Your objective: Below is a block of records. Copy every line in it that contains the word "framboisées".
====== Input data
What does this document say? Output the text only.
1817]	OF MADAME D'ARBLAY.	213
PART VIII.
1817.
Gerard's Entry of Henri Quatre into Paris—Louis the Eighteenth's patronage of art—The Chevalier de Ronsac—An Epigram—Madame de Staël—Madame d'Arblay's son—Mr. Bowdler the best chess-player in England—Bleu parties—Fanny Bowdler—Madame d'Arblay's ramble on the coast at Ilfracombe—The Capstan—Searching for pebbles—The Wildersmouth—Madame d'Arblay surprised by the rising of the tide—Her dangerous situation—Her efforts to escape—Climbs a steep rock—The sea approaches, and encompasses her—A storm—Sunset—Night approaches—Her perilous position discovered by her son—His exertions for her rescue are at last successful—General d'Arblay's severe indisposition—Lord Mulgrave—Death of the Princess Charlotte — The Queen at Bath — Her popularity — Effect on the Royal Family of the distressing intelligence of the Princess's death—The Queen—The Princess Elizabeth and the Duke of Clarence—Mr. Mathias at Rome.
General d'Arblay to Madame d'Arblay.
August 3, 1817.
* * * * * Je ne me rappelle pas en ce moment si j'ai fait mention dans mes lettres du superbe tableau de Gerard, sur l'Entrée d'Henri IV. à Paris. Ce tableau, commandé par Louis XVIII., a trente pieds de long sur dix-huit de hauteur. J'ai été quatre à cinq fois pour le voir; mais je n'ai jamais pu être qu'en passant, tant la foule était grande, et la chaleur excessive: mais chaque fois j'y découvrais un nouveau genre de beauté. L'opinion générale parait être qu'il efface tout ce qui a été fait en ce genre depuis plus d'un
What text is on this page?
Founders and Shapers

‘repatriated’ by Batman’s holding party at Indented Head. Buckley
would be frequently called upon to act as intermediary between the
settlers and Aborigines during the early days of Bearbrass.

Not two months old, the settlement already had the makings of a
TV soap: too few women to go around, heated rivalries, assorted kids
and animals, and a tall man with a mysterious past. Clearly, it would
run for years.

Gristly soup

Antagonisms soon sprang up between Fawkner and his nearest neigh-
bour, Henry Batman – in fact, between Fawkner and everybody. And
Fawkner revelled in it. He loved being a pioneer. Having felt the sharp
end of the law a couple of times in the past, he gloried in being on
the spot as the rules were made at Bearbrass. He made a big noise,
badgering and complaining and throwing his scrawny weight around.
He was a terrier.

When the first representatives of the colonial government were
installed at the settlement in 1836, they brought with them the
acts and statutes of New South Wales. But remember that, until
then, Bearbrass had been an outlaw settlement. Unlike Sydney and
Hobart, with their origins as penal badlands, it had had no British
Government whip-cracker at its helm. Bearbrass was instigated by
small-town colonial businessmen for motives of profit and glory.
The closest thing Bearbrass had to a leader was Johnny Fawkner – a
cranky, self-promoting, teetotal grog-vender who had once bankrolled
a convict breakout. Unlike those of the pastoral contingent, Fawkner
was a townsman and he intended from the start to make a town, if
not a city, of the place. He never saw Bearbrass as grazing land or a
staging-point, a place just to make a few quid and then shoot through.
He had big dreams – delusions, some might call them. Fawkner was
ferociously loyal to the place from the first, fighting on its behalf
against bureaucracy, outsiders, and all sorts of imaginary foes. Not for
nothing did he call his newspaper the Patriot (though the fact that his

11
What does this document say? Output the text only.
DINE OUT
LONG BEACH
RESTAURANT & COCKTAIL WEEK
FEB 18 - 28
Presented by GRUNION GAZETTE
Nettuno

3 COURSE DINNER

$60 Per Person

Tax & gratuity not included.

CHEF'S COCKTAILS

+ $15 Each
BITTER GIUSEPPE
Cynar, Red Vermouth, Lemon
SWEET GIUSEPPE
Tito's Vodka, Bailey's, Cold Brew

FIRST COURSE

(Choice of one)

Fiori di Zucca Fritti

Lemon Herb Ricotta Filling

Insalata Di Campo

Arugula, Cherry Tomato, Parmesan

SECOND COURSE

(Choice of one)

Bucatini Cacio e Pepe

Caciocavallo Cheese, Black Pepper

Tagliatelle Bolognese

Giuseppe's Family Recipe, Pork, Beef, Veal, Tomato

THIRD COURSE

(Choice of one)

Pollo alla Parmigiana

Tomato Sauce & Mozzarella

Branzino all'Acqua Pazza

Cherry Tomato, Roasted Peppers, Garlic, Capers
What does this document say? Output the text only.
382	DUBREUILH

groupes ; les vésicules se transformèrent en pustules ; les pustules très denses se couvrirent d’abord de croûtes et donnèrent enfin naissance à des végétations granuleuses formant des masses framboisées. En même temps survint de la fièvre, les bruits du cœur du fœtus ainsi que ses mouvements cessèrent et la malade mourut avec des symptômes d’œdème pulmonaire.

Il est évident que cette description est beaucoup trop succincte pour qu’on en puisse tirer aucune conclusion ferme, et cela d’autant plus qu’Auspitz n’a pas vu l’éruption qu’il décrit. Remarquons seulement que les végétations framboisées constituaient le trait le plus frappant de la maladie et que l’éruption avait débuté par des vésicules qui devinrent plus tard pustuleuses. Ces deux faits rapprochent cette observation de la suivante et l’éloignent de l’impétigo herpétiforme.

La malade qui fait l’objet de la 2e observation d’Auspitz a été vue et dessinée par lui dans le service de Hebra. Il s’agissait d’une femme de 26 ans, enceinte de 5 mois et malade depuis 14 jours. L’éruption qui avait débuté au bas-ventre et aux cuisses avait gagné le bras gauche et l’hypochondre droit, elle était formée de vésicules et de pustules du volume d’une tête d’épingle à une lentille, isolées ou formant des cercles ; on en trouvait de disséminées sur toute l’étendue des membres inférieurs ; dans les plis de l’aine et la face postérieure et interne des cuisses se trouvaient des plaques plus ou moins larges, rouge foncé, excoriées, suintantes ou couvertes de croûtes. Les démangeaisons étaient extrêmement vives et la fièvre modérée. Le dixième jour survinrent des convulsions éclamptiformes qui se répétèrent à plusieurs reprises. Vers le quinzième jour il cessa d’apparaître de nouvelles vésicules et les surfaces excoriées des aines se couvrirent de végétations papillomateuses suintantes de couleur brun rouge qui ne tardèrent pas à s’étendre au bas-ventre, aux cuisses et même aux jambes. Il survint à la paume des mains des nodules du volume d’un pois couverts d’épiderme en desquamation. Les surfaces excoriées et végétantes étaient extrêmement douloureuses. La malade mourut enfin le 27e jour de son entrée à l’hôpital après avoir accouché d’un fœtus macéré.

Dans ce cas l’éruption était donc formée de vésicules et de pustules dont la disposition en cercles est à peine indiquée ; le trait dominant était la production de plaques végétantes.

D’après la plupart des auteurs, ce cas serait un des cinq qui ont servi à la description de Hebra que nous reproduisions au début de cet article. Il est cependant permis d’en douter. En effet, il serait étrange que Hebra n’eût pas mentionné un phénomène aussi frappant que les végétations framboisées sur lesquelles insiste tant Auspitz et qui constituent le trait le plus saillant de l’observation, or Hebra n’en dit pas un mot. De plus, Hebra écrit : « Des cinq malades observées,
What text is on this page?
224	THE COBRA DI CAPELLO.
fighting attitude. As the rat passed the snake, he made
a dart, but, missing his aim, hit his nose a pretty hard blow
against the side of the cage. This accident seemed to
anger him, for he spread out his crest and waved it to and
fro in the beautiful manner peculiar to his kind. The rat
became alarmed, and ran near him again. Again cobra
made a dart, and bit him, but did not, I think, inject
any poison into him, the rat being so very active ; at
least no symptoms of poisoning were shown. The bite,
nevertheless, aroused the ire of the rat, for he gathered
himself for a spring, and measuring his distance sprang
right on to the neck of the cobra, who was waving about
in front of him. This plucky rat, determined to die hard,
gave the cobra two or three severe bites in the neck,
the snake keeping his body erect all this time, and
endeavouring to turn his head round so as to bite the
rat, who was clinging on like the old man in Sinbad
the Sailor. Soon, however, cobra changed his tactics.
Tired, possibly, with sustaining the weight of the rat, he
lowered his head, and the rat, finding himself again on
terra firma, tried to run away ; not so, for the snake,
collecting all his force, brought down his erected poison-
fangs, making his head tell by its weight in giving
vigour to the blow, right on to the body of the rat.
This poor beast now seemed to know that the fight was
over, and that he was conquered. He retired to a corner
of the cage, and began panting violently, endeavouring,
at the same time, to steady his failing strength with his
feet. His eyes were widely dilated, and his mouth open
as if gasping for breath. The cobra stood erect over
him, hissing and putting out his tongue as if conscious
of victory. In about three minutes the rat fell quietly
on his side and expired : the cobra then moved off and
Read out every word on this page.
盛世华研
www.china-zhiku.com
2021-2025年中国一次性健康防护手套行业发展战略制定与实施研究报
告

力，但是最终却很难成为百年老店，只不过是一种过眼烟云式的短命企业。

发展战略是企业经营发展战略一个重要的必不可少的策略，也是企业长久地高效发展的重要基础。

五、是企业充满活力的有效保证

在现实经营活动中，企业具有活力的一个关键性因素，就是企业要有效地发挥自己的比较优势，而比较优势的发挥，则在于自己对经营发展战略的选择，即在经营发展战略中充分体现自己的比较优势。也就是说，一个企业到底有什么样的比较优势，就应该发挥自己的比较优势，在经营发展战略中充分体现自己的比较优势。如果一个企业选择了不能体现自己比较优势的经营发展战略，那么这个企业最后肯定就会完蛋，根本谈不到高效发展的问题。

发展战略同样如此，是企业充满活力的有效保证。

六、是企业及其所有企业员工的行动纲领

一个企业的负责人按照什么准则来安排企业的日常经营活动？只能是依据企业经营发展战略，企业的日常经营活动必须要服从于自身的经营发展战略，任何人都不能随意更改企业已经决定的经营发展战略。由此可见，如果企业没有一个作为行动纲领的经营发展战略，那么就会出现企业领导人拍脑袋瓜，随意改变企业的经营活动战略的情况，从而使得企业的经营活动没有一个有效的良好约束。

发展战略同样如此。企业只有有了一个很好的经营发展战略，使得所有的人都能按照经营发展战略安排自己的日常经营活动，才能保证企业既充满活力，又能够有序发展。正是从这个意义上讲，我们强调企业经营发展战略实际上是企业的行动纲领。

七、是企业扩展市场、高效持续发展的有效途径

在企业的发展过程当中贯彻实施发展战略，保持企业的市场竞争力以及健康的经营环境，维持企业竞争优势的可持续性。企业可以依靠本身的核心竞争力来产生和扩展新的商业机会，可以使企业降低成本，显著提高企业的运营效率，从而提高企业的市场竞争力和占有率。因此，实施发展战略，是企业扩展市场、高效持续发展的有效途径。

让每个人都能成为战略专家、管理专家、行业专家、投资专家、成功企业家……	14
============
Complete answer:
groupes ; les vésicules se transformèrent en pustules ; les pustules très denses se couvrirent d’abord de croûtes et donnèrent enfin naissance à des végétations granuleuses formant des masses framboisées. En même temps survint de la fièvre, les bruits du cœur du fœtus ainsi que ses mouvements cessèrent et la malade mourut avec des symptômes d’œdème pulmonaire.
Il est évident que cette description est beaucoup trop succincte pour qu’on en puisse tirer aucune conclusion ferme, et cela d’autant plus qu’Auspitz n’a pas vu l’éruption qu’il décrit. Remarquons seulement que les végétations framboisées constituaient le trait le plus frappant de la maladie et que l’éruption avait débuté par des vésicules qui devinrent plus tard pustuleuses. Ces deux faits rapprochent cette observation de la suivante et l’éloignent de l’impétigo herpétiforme.
D’après la plupart des auteurs, ce cas serait un des cinq qui ont servi à la description de Hebra que nous reproduisions au début de cet article. Il est cependant permis d’en douter. En effet, il serait étrange que Hebra n’eût pas mentionné un phénomène aussi frappant que les végétations framboisées sur lesquelles insiste tant Auspitz et qui constituent le trait le plus saillant de l’observation, or Hebra n’en dit pas un mot. De plus, Hebra écrit : « Des cinq malades observées,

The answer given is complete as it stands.